** start EXTRACTED ENTRIES **

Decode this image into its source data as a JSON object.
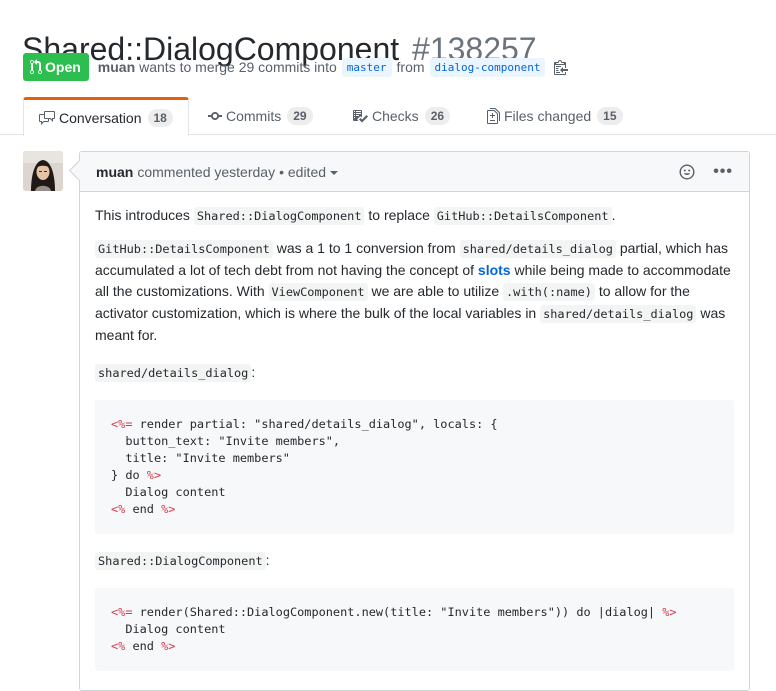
{
  "pr": {
    "title": "Shared::DialogComponent",
    "number": "#138257",
    "state": "Open",
    "author": "muan",
    "merge_text": "wants to merge 29 commits into",
    "base_branch": "master",
    "from_text": "from",
    "head_branch": "dialog-component"
  },
  "tabs": [
    {
      "label": "Conversation",
      "count": "18",
      "icon": "comment-discussion-icon"
    },
    {
      "label": "Commits",
      "count": "29",
      "icon": "commit-icon"
    },
    {
      "label": "Checks",
      "count": "26",
      "icon": "checklist-icon"
    },
    {
      "label": "Files changed",
      "count": "15",
      "icon": "file-diff-icon"
    }
  ],
  "comment": {
    "author": "muan",
    "meta": "commented yesterday",
    "edited": "• edited",
    "p1": {
      "a": "This introduces",
      "code1": "Shared::DialogComponent",
      "b": "to replace",
      "code2": "GitHub::DetailsComponent",
      "c": "."
    },
    "p2": {
      "code1": "GitHub::DetailsComponent",
      "a": "was a 1 to 1 conversion from",
      "code2": "shared/details_dialog",
      "b": "partial, which has accumulated a lot of tech debt from not having the concept of",
      "link": "slots",
      "c": "while being made to accommodate all the customizations. With",
      "code3": "ViewComponent",
      "d": "we are able to utilize",
      "code4": ".with(:name)",
      "e": "to allow for the activator customization, which is where the bulk of the local variables in",
      "code5": "shared/details_dialog",
      "f": "was meant for."
    },
    "p3": {
      "code": "shared/details_dialog",
      "colon": ":"
    },
    "code_block_1": [
      {
        "erb_open": "<%=",
        "text": " render partial: \"shared/details_dialog\", locals: {",
        "erb_close": ""
      },
      {
        "erb_open": "",
        "text": "  button_text: \"Invite members\",",
        "erb_close": ""
      },
      {
        "erb_open": "",
        "text": "  title: \"Invite members\"",
        "erb_close": ""
      },
      {
        "erb_open": "",
        "text": "} do ",
        "erb_close": "%>"
      },
      {
        "erb_open": "",
        "text": "  Dialog content",
        "erb_close": ""
      },
      {
        "erb_open": "<%",
        "text": " end ",
        "erb_close": "%>"
      }
    ],
    "p4": {
      "code": "Shared::DialogComponent",
      "colon": ":"
    },
    "code_block_2": [
      {
        "erb_open": "<%=",
        "text": " render(Shared::DialogComponent.new(title: \"Invite members\")) do |dialog| ",
        "erb_close": "%>"
      },
      {
        "erb_open": "",
        "text": "  Dialog content",
        "erb_close": ""
      },
      {
        "erb_open": "<%",
        "text": " end ",
        "erb_close": "%>"
      }
    ]
  },
  "colors": {
    "open_green": "#2cbe4e",
    "tab_accent": "#e36209",
    "link_blue": "#0366d6",
    "erb_red": "#d73a49"
  }
}
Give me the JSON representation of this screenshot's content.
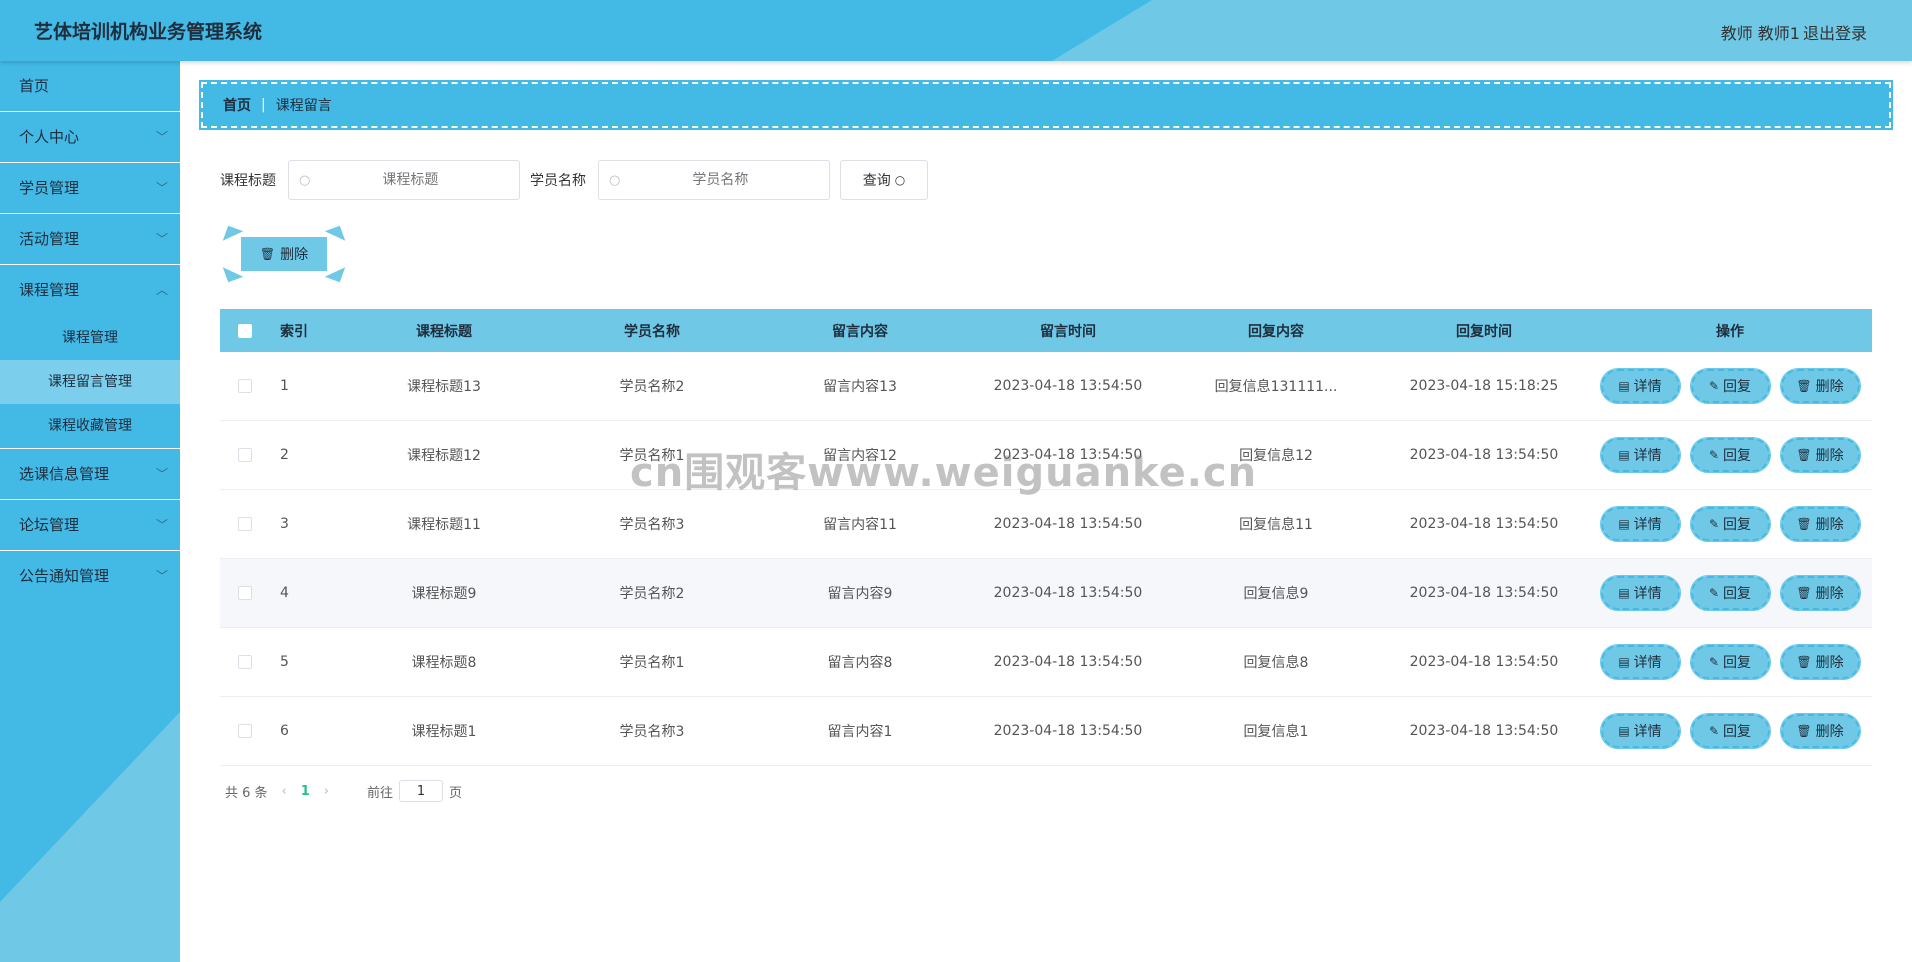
{
  "header": {
    "title": "艺体培训机构业务管理系统",
    "user": "教师 教师1",
    "logout": "退出登录"
  },
  "sidebar": {
    "items": [
      {
        "label": "首页",
        "expandable": false
      },
      {
        "label": "个人中心",
        "expandable": true
      },
      {
        "label": "学员管理",
        "expandable": true
      },
      {
        "label": "活动管理",
        "expandable": true
      },
      {
        "label": "课程管理",
        "expandable": true,
        "expanded": true
      },
      {
        "label": "选课信息管理",
        "expandable": true
      },
      {
        "label": "论坛管理",
        "expandable": true
      },
      {
        "label": "公告通知管理",
        "expandable": true
      }
    ],
    "sub_items": [
      "课程管理",
      "课程留言管理",
      "课程收藏管理"
    ],
    "active_sub": "课程留言管理"
  },
  "breadcrumb": {
    "home": "首页",
    "sep": "|",
    "current": "课程留言"
  },
  "search": {
    "title_label": "课程标题",
    "title_placeholder": "课程标题",
    "student_label": "学员名称",
    "student_placeholder": "学员名称",
    "query_label": "查询"
  },
  "toolbar": {
    "delete_label": "删除"
  },
  "table": {
    "headers": [
      "索引",
      "课程标题",
      "学员名称",
      "留言内容",
      "留言时间",
      "回复内容",
      "回复时间",
      "操作"
    ],
    "rows": [
      [
        "1",
        "课程标题13",
        "学员名称2",
        "留言内容13",
        "2023-04-18 13:54:50",
        "回复信息131111...",
        "2023-04-18 15:18:25"
      ],
      [
        "2",
        "课程标题12",
        "学员名称1",
        "留言内容12",
        "2023-04-18 13:54:50",
        "回复信息12",
        "2023-04-18 13:54:50"
      ],
      [
        "3",
        "课程标题11",
        "学员名称3",
        "留言内容11",
        "2023-04-18 13:54:50",
        "回复信息11",
        "2023-04-18 13:54:50"
      ],
      [
        "4",
        "课程标题9",
        "学员名称2",
        "留言内容9",
        "2023-04-18 13:54:50",
        "回复信息9",
        "2023-04-18 13:54:50"
      ],
      [
        "5",
        "课程标题8",
        "学员名称1",
        "留言内容8",
        "2023-04-18 13:54:50",
        "回复信息8",
        "2023-04-18 13:54:50"
      ],
      [
        "6",
        "课程标题1",
        "学员名称3",
        "留言内容1",
        "2023-04-18 13:54:50",
        "回复信息1",
        "2023-04-18 13:54:50"
      ]
    ],
    "ops": {
      "detail": "详情",
      "reply": "回复",
      "delete": "删除"
    }
  },
  "pager": {
    "total": "共 6 条",
    "page": "1",
    "goto_prefix": "前往",
    "goto_value": "1",
    "goto_suffix": "页"
  },
  "watermark": "cn围观客www.weiguanke.cn",
  "colors": {
    "primary": "#43b9e6",
    "light": "#6fc9e6",
    "active_sub": "#7ccfec",
    "page_accent": "#27c08b"
  }
}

** end EXTRACTED ENTRIES **

PROBLEM =
Can you restate all the records above word for word while dropping the pictures?

PROBLEM SOLUTION =
Decode this image into its source data as a JSON object.
{
  "pr": {
    "title": "Shared::DialogComponent",
    "number": "#138257",
    "state": "Open",
    "author": "muan",
    "merge_text": "wants to merge 29 commits into",
    "base_branch": "master",
    "from_text": "from",
    "head_branch": "dialog-component"
  },
  "tabs": [
    {
      "label": "Conversation",
      "count": "18",
      "icon": "comment-discussion-icon"
    },
    {
      "label": "Commits",
      "count": "29",
      "icon": "commit-icon"
    },
    {
      "label": "Checks",
      "count": "26",
      "icon": "checklist-icon"
    },
    {
      "label": "Files changed",
      "count": "15",
      "icon": "file-diff-icon"
    }
  ],
  "comment": {
    "author": "muan",
    "meta": "commented yesterday",
    "edited": "• edited",
    "p1": {
      "a": "This introduces",
      "code1": "Shared::DialogComponent",
      "b": "to replace",
      "code2": "GitHub::DetailsComponent",
      "c": "."
    },
    "p2": {
      "code1": "GitHub::DetailsComponent",
      "a": "was a 1 to 1 conversion from",
      "code2": "shared/details_dialog",
      "b": "partial, which has accumulated a lot of tech debt from not having the concept of",
      "link": "slots",
      "c": "while being made to accommodate all the customizations. With",
      "code3": "ViewComponent",
      "d": "we are able to utilize",
      "code4": ".with(:name)",
      "e": "to allow for the activator customization, which is where the bulk of the local variables in",
      "code5": "shared/details_dialog",
      "f": "was meant for."
    },
    "p3": {
      "code": "shared/details_dialog",
      "colon": ":"
    },
    "code_block_1": [
      {
        "erb_open": "<%=",
        "text": " render partial: \"shared/details_dialog\", locals: {",
        "erb_close": ""
      },
      {
        "erb_open": "",
        "text": "  button_text: \"Invite members\",",
        "erb_close": ""
      },
      {
        "erb_open": "",
        "text": "  title: \"Invite members\"",
        "erb_close": ""
      },
      {
        "erb_open": "",
        "text": "} do ",
        "erb_close": "%>"
      },
      {
        "erb_open": "",
        "text": "  Dialog content",
        "erb_close": ""
      },
      {
        "erb_open": "<%",
        "text": " end ",
        "erb_close": "%>"
      }
    ],
    "p4": {
      "code": "Shared::DialogComponent",
      "colon": ":"
    },
    "code_block_2": [
      {
        "erb_open": "<%=",
        "text": " render(Shared::DialogComponent.new(title: \"Invite members\")) do |dialog| ",
        "erb_close": "%>"
      },
      {
        "erb_open": "",
        "text": "  Dialog content",
        "erb_close": ""
      },
      {
        "erb_open": "<%",
        "text": " end ",
        "erb_close": "%>"
      }
    ]
  },
  "colors": {
    "open_green": "#2cbe4e",
    "tab_accent": "#e36209",
    "link_blue": "#0366d6",
    "erb_red": "#d73a49"
  }
}
Give me the JSON representation of this screenshot's content.
{
  "header": {
    "title": "艺体培训机构业务管理系统",
    "user": "教师 教师1",
    "logout": "退出登录"
  },
  "sidebar": {
    "items": [
      {
        "label": "首页",
        "expandable": false
      },
      {
        "label": "个人中心",
        "expandable": true
      },
      {
        "label": "学员管理",
        "expandable": true
      },
      {
        "label": "活动管理",
        "expandable": true
      },
      {
        "label": "课程管理",
        "expandable": true,
        "expanded": true
      },
      {
        "label": "选课信息管理",
        "expandable": true
      },
      {
        "label": "论坛管理",
        "expandable": true
      },
      {
        "label": "公告通知管理",
        "expandable": true
      }
    ],
    "sub_items": [
      "课程管理",
      "课程留言管理",
      "课程收藏管理"
    ],
    "active_sub": "课程留言管理"
  },
  "breadcrumb": {
    "home": "首页",
    "sep": "|",
    "current": "课程留言"
  },
  "search": {
    "title_label": "课程标题",
    "title_placeholder": "课程标题",
    "student_label": "学员名称",
    "student_placeholder": "学员名称",
    "query_label": "查询"
  },
  "toolbar": {
    "delete_label": "删除"
  },
  "table": {
    "headers": [
      "索引",
      "课程标题",
      "学员名称",
      "留言内容",
      "留言时间",
      "回复内容",
      "回复时间",
      "操作"
    ],
    "rows": [
      [
        "1",
        "课程标题13",
        "学员名称2",
        "留言内容13",
        "2023-04-18 13:54:50",
        "回复信息131111...",
        "2023-04-18 15:18:25"
      ],
      [
        "2",
        "课程标题12",
        "学员名称1",
        "留言内容12",
        "2023-04-18 13:54:50",
        "回复信息12",
        "2023-04-18 13:54:50"
      ],
      [
        "3",
        "课程标题11",
        "学员名称3",
        "留言内容11",
        "2023-04-18 13:54:50",
        "回复信息11",
        "2023-04-18 13:54:50"
      ],
      [
        "4",
        "课程标题9",
        "学员名称2",
        "留言内容9",
        "2023-04-18 13:54:50",
        "回复信息9",
        "2023-04-18 13:54:50"
      ],
      [
        "5",
        "课程标题8",
        "学员名称1",
        "留言内容8",
        "2023-04-18 13:54:50",
        "回复信息8",
        "2023-04-18 13:54:50"
      ],
      [
        "6",
        "课程标题1",
        "学员名称3",
        "留言内容1",
        "2023-04-18 13:54:50",
        "回复信息1",
        "2023-04-18 13:54:50"
      ]
    ],
    "ops": {
      "detail": "详情",
      "reply": "回复",
      "delete": "删除"
    }
  },
  "pager": {
    "total": "共 6 条",
    "page": "1",
    "goto_prefix": "前往",
    "goto_value": "1",
    "goto_suffix": "页"
  },
  "watermark": "cn围观客www.weiguanke.cn",
  "colors": {
    "primary": "#43b9e6",
    "light": "#6fc9e6",
    "active_sub": "#7ccfec",
    "page_accent": "#27c08b"
  }
}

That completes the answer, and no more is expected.